Material supplied ->
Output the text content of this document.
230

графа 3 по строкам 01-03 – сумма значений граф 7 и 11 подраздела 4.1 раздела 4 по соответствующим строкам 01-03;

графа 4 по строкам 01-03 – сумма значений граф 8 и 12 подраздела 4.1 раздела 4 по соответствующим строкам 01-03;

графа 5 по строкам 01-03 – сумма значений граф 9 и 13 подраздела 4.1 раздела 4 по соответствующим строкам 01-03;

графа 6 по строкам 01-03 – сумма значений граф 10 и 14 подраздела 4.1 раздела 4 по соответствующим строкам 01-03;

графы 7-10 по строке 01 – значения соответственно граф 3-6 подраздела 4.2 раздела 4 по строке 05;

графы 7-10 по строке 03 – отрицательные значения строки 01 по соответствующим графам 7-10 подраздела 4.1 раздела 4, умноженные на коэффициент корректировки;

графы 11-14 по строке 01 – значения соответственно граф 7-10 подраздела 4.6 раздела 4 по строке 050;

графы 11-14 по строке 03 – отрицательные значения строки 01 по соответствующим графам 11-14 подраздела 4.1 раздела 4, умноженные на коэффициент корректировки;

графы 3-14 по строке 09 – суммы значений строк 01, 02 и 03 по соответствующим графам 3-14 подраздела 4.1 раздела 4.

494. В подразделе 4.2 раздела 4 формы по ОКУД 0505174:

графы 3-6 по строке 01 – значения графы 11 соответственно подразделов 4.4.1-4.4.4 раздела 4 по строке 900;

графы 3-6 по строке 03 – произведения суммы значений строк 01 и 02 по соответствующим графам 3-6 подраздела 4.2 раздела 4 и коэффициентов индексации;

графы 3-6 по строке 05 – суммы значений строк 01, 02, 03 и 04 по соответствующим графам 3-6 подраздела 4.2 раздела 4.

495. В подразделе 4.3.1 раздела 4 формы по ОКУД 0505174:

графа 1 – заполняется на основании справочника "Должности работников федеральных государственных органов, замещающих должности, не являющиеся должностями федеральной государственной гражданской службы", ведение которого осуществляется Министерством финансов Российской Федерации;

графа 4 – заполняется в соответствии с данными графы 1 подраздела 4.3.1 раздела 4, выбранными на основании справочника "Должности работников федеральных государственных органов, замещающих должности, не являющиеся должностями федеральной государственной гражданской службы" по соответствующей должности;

Task prompt ->
Transcribe every record above exactly as it appears.

Answer to this problem ->
Output the text content of this document.
230

графа 3 по строкам 01-03 – сумма значений граф 7 и 11 подраздела 4.1 раздела 4 по соответствующим строкам 01-03;

графа 4 по строкам 01-03 – сумма значений граф 8 и 12 подраздела 4.1 раздела 4 по соответствующим строкам 01-03;

графа 5 по строкам 01-03 – сумма значений граф 9 и 13 подраздела 4.1 раздела 4 по соответствующим строкам 01-03;

графа 6 по строкам 01-03 – сумма значений граф 10 и 14 подраздела 4.1 раздела 4 по соответствующим строкам 01-03;

графы 7-10 по строке 01 – значения соответственно граф 3-6 подраздела 4.2 раздела 4 по строке 05;

графы 7-10 по строке 03 – отрицательные значения строки 01 по соответствующим графам 7-10 подраздела 4.1 раздела 4, умноженные на коэффициент корректировки;

графы 11-14 по строке 01 – значения соответственно граф 7-10 подраздела 4.6 раздела 4 по строке 050;

графы 11-14 по строке 03 – отрицательные значения строки 01 по соответствующим графам 11-14 подраздела 4.1 раздела 4, умноженные на коэффициент корректировки;

графы 3-14 по строке 09 – суммы значений строк 01, 02 и 03 по соответствующим графам 3-14 подраздела 4.1 раздела 4.

494. В подразделе 4.2 раздела 4 формы по ОКУД 0505174:

графы 3-6 по строке 01 – значения графы 11 соответственно подразделов 4.4.1-4.4.4 раздела 4 по строке 900;

графы 3-6 по строке 03 – произведения суммы значений строк 01 и 02 по соответствующим графам 3-6 подраздела 4.2 раздела 4 и коэффициентов индексации;

графы 3-6 по строке 05 – суммы значений строк 01, 02, 03 и 04 по соответствующим графам 3-6 подраздела 4.2 раздела 4.

495. В подразделе 4.3.1 раздела 4 формы по ОКУД 0505174:

графа 1 – заполняется на основании справочника "Должности работников федеральных государственных органов, замещающих должности, не являющиеся должностями федеральной государственной гражданской службы", ведение которого осуществляется Министерством финансов Российской Федерации;

графа 4 – заполняется в соответствии с данными графы 1 подраздела 4.3.1 раздела 4, выбранными на основании справочника "Должности работников федеральных государственных органов, замещающих должности, не являющиеся должностями федеральной государственной гражданской службы" по соответствующей должности;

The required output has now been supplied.